▶ _Exercise input_:
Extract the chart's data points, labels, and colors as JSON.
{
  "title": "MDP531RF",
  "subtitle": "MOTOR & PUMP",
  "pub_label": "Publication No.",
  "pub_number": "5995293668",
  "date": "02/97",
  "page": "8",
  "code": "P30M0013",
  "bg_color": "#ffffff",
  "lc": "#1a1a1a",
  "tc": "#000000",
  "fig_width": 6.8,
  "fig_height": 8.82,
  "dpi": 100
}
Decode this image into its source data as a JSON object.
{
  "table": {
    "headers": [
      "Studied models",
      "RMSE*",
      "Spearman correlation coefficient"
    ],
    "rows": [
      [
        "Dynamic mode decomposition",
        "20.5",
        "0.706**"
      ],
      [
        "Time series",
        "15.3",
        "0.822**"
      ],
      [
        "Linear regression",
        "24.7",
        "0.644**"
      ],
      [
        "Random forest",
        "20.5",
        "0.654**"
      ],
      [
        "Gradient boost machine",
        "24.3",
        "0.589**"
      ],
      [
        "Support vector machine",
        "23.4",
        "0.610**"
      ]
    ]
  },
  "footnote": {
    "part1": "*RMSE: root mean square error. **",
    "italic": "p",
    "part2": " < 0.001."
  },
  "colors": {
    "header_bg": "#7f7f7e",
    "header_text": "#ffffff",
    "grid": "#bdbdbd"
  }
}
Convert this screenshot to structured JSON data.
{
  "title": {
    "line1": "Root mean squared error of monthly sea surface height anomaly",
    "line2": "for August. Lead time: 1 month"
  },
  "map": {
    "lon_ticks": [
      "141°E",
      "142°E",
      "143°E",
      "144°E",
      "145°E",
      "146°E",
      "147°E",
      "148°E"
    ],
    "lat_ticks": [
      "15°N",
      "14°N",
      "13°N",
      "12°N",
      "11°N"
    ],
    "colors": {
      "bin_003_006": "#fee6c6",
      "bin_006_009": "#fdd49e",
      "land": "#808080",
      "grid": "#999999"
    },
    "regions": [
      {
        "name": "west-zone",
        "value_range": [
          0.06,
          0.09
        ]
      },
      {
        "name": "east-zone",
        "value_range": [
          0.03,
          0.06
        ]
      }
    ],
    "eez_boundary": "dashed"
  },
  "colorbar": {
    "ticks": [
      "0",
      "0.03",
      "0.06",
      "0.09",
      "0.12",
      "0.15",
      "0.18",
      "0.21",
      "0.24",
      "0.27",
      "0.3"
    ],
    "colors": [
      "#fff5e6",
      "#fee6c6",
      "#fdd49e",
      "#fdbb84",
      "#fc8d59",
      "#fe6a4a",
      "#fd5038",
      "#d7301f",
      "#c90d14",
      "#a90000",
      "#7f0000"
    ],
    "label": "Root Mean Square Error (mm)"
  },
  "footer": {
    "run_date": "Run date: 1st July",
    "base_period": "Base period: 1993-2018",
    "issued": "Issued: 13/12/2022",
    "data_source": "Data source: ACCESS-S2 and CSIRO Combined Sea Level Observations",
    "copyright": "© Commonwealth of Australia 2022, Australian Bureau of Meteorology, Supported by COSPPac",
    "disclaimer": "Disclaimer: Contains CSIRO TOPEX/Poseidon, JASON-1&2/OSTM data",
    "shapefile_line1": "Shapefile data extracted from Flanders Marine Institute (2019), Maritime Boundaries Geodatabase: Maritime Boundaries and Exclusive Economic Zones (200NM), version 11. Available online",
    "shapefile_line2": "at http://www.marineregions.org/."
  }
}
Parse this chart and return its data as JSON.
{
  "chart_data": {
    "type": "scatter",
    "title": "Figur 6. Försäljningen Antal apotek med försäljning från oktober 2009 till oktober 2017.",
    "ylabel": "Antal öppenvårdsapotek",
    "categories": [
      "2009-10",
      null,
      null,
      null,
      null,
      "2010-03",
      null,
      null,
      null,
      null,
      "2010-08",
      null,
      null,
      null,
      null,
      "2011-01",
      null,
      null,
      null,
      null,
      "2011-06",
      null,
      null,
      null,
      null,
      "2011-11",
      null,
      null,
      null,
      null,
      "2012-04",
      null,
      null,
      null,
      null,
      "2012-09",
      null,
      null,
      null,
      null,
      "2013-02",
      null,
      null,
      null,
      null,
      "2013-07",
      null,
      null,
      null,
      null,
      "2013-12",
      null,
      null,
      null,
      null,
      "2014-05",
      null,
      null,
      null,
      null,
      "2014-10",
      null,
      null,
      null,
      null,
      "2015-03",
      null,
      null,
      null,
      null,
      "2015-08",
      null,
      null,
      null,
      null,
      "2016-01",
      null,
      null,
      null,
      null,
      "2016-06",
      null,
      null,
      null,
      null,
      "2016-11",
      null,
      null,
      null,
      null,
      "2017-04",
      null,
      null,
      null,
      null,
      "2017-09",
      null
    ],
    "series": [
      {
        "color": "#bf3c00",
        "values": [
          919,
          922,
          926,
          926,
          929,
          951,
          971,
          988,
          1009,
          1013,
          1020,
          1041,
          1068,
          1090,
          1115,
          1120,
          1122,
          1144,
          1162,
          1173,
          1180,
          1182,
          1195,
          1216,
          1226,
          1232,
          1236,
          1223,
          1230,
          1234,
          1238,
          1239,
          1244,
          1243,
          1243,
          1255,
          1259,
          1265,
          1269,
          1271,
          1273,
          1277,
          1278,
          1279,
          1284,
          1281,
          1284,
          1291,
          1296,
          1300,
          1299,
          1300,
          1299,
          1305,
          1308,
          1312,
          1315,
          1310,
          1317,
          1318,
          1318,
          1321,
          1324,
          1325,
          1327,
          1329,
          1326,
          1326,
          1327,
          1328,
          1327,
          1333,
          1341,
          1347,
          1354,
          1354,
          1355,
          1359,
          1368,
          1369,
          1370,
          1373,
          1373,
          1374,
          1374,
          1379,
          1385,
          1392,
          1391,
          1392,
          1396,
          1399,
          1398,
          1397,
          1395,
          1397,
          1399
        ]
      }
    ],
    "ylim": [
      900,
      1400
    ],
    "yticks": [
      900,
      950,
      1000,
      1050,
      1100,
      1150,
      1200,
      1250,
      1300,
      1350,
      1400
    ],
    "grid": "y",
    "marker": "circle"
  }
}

▶ _Description of the task_: Look over the listing above. Pick out and copy every line that includes "machine".

▶ _Task result_:
        "Gradient boost machine",
        "Support vector machine",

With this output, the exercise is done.